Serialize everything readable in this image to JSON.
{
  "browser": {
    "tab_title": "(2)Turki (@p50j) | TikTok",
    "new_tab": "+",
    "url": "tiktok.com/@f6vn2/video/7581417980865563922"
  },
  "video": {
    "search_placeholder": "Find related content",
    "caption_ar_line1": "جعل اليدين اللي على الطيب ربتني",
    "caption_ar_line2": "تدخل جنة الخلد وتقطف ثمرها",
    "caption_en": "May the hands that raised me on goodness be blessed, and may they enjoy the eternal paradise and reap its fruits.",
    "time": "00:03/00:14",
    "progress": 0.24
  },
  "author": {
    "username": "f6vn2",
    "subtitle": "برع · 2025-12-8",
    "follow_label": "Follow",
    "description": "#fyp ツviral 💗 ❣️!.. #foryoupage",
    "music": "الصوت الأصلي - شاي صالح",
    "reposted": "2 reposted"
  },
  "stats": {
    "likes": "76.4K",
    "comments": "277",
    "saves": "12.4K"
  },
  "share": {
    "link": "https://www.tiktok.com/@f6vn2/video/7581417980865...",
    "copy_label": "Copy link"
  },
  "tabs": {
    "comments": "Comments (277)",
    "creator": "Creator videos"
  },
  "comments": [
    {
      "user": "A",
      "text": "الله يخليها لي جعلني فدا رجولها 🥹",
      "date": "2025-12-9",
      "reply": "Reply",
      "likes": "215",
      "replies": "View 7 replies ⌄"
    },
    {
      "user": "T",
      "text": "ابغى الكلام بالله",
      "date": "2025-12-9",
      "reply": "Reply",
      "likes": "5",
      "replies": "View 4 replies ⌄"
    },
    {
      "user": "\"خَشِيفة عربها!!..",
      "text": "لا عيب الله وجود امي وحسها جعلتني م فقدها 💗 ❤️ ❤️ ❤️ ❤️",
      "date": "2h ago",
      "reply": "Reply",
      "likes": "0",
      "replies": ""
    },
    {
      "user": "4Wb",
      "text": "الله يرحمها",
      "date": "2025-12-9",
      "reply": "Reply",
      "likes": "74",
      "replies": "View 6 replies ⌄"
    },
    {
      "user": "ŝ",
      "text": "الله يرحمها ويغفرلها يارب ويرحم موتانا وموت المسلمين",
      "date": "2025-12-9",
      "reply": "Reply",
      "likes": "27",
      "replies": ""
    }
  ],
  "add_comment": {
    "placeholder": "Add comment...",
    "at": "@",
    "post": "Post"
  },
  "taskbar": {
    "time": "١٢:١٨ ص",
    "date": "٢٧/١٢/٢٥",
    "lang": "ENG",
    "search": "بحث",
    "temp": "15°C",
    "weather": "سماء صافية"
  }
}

☆ ☆ ☆ ☆ ☆

> Work to be completed
Once you have read the listing above, set it down again without alteration.

> Answer area
Serialize everything readable in this image to JSON.
{
  "browser": {
    "tab_title": "(2)Turki (@p50j) | TikTok",
    "new_tab": "+",
    "url": "tiktok.com/@f6vn2/video/7581417980865563922"
  },
  "video": {
    "search_placeholder": "Find related content",
    "caption_ar_line1": "جعل اليدين اللي على الطيب ربتني",
    "caption_ar_line2": "تدخل جنة الخلد وتقطف ثمرها",
    "caption_en": "May the hands that raised me on goodness be blessed, and may they enjoy the eternal paradise and reap its fruits.",
    "time": "00:03/00:14",
    "progress": 0.24
  },
  "author": {
    "username": "f6vn2",
    "subtitle": "برع · 2025-12-8",
    "follow_label": "Follow",
    "description": "#fyp ツviral 💗 ❣️!.. #foryoupage",
    "music": "الصوت الأصلي - شاي صالح",
    "reposted": "2 reposted"
  },
  "stats": {
    "likes": "76.4K",
    "comments": "277",
    "saves": "12.4K"
  },
  "share": {
    "link": "https://www.tiktok.com/@f6vn2/video/7581417980865...",
    "copy_label": "Copy link"
  },
  "tabs": {
    "comments": "Comments (277)",
    "creator": "Creator videos"
  },
  "comments": [
    {
      "user": "A",
      "text": "الله يخليها لي جعلني فدا رجولها 🥹",
      "date": "2025-12-9",
      "reply": "Reply",
      "likes": "215",
      "replies": "View 7 replies ⌄"
    },
    {
      "user": "T",
      "text": "ابغى الكلام بالله",
      "date": "2025-12-9",
      "reply": "Reply",
      "likes": "5",
      "replies": "View 4 replies ⌄"
    },
    {
      "user": "\"خَشِيفة عربها!!..",
      "text": "لا عيب الله وجود امي وحسها جعلتني م فقدها 💗 ❤️ ❤️ ❤️ ❤️",
      "date": "2h ago",
      "reply": "Reply",
      "likes": "0",
      "replies": ""
    },
    {
      "user": "4Wb",
      "text": "الله يرحمها",
      "date": "2025-12-9",
      "reply": "Reply",
      "likes": "74",
      "replies": "View 6 replies ⌄"
    },
    {
      "user": "ŝ",
      "text": "الله يرحمها ويغفرلها يارب ويرحم موتانا وموت المسلمين",
      "date": "2025-12-9",
      "reply": "Reply",
      "likes": "27",
      "replies": ""
    }
  ],
  "add_comment": {
    "placeholder": "Add comment...",
    "at": "@",
    "post": "Post"
  },
  "taskbar": {
    "time": "١٢:١٨ ص",
    "date": "٢٧/١٢/٢٥",
    "lang": "ENG",
    "search": "بحث",
    "temp": "15°C",
    "weather": "سماء صافية"
  }
}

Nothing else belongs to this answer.